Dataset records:
--*--

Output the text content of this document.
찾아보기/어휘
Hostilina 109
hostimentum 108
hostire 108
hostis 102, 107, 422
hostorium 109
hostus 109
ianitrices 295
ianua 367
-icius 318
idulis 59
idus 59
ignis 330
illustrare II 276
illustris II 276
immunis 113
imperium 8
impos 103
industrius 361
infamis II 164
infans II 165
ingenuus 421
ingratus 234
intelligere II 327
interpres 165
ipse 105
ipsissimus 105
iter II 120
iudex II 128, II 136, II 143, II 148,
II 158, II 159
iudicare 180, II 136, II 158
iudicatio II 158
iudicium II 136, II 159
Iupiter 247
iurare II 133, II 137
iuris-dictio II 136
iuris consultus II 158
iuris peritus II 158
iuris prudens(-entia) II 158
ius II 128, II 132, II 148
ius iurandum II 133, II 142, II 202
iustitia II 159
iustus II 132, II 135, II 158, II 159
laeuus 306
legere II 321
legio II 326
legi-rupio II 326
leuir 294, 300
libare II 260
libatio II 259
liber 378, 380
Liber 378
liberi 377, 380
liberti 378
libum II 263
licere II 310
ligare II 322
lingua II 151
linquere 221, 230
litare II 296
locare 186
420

--*--

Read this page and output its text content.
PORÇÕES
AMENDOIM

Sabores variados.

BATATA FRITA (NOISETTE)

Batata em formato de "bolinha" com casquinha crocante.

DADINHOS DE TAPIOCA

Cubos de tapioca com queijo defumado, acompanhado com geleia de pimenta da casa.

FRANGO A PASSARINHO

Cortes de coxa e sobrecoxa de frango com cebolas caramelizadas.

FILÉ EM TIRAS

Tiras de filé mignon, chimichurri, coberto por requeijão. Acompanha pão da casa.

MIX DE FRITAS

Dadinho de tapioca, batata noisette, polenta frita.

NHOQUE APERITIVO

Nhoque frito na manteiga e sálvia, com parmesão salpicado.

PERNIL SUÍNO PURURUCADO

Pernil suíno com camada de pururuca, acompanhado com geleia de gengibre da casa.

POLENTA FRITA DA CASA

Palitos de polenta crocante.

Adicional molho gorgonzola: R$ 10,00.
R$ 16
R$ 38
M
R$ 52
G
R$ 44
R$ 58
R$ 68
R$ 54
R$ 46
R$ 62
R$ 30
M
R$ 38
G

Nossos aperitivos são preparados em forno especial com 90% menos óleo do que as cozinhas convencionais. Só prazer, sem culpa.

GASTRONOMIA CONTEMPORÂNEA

--*--

Task description: Looking back at the lines above, state how many contain the word "this", and supply nothing besides the number.

Result of the exercise: 2